STATED TASK — Look through the data below and return each line where "footer" appears.

○ ○ ○ ○

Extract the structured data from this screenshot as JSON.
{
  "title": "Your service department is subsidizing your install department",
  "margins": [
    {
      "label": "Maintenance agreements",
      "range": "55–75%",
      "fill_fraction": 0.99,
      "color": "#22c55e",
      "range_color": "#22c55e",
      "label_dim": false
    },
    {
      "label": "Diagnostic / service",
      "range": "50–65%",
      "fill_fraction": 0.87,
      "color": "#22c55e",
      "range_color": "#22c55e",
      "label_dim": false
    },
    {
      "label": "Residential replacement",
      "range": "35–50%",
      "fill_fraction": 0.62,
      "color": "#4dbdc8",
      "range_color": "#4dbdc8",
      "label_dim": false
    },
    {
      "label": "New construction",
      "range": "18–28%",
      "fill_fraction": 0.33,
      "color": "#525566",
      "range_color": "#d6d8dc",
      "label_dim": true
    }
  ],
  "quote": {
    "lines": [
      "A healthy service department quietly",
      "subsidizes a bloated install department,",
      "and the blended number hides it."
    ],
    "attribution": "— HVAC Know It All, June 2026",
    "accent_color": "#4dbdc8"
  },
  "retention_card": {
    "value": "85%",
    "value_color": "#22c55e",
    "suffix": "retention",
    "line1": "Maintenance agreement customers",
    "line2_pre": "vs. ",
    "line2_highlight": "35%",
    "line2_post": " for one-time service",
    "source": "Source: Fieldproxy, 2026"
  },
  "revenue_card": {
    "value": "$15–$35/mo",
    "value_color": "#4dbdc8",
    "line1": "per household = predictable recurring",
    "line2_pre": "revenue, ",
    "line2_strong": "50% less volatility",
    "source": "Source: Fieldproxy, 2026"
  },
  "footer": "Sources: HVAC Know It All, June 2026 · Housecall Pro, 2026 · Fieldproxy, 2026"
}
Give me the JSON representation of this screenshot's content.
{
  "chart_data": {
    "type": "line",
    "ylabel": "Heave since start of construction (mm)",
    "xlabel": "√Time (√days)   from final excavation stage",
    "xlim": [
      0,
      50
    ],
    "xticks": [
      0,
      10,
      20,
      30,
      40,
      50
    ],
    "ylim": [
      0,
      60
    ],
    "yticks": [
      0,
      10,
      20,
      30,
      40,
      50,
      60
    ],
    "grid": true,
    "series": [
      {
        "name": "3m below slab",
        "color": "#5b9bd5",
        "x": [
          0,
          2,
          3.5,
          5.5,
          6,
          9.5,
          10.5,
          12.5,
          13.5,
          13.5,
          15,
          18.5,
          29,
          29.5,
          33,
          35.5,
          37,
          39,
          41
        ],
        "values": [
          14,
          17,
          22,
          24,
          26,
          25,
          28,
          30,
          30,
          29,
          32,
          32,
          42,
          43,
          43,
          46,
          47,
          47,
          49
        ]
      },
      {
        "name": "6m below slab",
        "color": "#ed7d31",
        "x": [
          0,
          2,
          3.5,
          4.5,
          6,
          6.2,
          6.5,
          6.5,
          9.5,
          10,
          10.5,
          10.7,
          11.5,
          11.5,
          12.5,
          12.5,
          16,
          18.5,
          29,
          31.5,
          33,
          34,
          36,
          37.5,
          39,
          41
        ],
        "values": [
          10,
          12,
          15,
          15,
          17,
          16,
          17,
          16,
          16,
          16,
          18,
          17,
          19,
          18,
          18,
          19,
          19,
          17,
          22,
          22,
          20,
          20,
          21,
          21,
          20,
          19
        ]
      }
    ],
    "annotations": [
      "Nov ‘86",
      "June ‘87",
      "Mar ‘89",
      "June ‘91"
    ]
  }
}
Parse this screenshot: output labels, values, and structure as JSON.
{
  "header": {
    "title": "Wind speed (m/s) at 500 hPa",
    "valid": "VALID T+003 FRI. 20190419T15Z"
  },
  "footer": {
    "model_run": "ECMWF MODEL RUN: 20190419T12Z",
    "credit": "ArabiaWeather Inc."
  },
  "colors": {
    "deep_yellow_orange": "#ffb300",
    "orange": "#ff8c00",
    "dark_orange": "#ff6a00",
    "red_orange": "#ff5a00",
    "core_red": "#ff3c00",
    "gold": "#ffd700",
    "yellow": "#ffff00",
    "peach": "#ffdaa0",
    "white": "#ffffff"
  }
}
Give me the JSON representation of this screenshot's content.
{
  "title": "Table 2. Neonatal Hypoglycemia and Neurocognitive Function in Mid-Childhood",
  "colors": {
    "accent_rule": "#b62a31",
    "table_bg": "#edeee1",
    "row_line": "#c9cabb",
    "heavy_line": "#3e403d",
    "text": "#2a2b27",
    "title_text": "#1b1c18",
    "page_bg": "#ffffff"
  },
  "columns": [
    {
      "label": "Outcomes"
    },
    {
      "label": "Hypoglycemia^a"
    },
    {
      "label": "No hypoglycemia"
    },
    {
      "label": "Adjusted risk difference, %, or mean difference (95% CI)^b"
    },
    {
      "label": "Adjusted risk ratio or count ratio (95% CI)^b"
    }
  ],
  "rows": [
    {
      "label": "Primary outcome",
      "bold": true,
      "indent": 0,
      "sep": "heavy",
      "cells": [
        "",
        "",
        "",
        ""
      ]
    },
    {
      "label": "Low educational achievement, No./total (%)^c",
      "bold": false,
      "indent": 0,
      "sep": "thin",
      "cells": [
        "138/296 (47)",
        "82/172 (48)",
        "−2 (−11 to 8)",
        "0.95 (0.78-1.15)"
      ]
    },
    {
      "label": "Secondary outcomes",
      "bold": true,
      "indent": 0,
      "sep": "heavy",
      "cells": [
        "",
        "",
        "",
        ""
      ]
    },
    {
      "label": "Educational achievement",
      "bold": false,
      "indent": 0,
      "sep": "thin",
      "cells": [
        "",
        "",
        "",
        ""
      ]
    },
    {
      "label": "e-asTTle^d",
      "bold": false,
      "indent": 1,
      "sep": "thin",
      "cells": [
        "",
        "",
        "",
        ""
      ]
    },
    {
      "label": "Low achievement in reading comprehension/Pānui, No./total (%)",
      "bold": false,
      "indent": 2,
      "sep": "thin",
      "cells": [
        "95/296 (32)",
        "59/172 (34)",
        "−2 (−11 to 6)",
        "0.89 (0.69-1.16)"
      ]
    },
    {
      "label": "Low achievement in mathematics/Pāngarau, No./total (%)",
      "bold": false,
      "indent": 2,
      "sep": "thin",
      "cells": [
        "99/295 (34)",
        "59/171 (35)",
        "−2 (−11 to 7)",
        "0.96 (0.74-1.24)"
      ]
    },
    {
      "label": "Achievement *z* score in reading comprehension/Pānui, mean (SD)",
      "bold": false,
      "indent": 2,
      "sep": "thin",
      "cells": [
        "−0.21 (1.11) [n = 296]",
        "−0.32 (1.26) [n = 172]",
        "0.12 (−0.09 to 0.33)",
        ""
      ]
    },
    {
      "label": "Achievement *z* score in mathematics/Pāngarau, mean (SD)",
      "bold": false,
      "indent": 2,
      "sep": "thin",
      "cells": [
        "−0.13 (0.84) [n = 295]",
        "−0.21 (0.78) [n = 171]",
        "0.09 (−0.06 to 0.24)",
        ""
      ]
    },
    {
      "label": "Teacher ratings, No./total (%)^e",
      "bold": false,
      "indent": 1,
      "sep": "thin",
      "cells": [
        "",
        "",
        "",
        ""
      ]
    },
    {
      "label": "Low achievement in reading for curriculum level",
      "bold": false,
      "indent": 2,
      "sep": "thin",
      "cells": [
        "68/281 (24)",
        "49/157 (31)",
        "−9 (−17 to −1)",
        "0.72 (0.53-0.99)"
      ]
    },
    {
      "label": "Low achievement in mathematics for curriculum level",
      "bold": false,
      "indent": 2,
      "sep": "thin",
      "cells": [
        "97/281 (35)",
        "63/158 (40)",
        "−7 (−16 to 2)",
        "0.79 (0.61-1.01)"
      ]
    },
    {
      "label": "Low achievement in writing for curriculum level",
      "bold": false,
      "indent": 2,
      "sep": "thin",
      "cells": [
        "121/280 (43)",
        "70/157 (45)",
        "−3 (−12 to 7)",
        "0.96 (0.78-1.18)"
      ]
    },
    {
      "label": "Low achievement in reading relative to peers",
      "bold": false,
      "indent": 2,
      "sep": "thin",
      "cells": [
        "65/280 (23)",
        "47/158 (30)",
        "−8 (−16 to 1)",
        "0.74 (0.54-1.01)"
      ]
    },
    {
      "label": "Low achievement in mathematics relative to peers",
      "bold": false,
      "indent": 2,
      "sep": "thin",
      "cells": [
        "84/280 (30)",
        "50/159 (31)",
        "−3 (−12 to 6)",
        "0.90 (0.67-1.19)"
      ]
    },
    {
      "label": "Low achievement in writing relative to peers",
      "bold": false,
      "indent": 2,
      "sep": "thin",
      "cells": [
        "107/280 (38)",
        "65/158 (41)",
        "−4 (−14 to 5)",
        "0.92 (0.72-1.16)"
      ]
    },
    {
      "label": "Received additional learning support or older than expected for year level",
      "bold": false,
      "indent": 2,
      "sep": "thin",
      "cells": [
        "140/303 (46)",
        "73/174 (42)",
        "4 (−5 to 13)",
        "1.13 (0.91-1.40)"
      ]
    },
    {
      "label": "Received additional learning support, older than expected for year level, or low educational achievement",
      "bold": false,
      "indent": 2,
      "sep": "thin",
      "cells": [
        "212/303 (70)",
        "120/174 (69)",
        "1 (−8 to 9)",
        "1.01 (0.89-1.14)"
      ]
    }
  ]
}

○ ○ ○ ○

REPLY —
  "footer": "Sources: HVAC Know It All, June 2026 · Housecall Pro, 2026 · Fieldproxy, 2026"
  "footer": {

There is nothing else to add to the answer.